[THE TASK] Copy out each line of the data that holds the word "Мүшесі".

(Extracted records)
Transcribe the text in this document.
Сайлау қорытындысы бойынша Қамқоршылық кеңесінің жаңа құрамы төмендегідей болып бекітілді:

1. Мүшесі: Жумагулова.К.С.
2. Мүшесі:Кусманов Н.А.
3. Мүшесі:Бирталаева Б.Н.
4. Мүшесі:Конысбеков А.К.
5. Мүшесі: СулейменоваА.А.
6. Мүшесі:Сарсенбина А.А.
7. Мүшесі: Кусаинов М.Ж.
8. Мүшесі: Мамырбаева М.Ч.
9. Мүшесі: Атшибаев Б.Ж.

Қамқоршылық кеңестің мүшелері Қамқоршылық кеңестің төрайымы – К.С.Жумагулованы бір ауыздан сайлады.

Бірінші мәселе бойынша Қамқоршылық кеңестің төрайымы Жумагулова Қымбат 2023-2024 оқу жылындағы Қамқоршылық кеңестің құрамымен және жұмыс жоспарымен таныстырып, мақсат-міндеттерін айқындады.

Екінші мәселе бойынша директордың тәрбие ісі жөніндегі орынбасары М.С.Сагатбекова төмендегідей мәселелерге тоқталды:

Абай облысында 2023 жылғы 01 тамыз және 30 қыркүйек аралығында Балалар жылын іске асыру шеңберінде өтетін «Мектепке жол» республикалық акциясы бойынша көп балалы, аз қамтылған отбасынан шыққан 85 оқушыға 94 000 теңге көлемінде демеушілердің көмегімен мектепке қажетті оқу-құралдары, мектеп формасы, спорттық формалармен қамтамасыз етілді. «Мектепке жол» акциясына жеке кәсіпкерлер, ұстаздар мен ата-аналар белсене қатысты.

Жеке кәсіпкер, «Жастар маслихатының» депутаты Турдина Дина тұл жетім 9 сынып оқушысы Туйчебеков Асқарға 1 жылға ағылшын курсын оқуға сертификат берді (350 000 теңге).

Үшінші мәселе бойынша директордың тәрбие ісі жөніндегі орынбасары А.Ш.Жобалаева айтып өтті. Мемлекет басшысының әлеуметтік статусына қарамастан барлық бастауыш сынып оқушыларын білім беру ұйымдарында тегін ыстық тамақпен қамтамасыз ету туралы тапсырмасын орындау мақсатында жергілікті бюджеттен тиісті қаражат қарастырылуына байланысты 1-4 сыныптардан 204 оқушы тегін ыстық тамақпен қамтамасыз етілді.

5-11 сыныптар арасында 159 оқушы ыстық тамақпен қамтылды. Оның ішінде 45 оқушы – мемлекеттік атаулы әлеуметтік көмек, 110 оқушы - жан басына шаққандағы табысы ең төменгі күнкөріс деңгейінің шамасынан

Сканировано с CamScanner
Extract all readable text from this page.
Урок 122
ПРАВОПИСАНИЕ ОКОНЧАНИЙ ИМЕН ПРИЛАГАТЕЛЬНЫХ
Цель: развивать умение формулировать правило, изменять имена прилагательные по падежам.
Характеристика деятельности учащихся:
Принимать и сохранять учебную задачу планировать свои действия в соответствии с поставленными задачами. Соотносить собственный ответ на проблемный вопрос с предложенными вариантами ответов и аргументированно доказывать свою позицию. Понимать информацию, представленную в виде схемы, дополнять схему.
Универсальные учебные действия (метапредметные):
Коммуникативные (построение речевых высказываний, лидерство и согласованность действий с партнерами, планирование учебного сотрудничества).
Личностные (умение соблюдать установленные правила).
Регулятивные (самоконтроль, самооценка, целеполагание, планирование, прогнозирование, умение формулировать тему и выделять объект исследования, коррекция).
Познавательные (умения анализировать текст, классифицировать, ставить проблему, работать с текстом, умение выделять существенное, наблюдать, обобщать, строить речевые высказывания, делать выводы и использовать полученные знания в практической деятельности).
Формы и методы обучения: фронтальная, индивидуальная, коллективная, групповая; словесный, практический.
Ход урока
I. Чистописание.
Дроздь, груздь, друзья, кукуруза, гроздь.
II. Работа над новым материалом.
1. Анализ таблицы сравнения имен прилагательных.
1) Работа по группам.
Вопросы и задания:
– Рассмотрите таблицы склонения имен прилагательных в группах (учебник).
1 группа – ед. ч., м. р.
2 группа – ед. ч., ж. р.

[RESULT]
1. Мүшесі: Жумагулова.К.С.
2. Мүшесі:Кусманов Н.А.
3. Мүшесі:Бирталаева Б.Н.
4. Мүшесі:Конысбеков А.К.
5. Мүшесі: СулейменоваА.А.
6. Мүшесі:Сарсенбина А.А.
7. Мүшесі: Кусаинов М.Ж.
8. Мүшесі: Мамырбаева М.Ч.
9. Мүшесі: Атшибаев Б.Ж.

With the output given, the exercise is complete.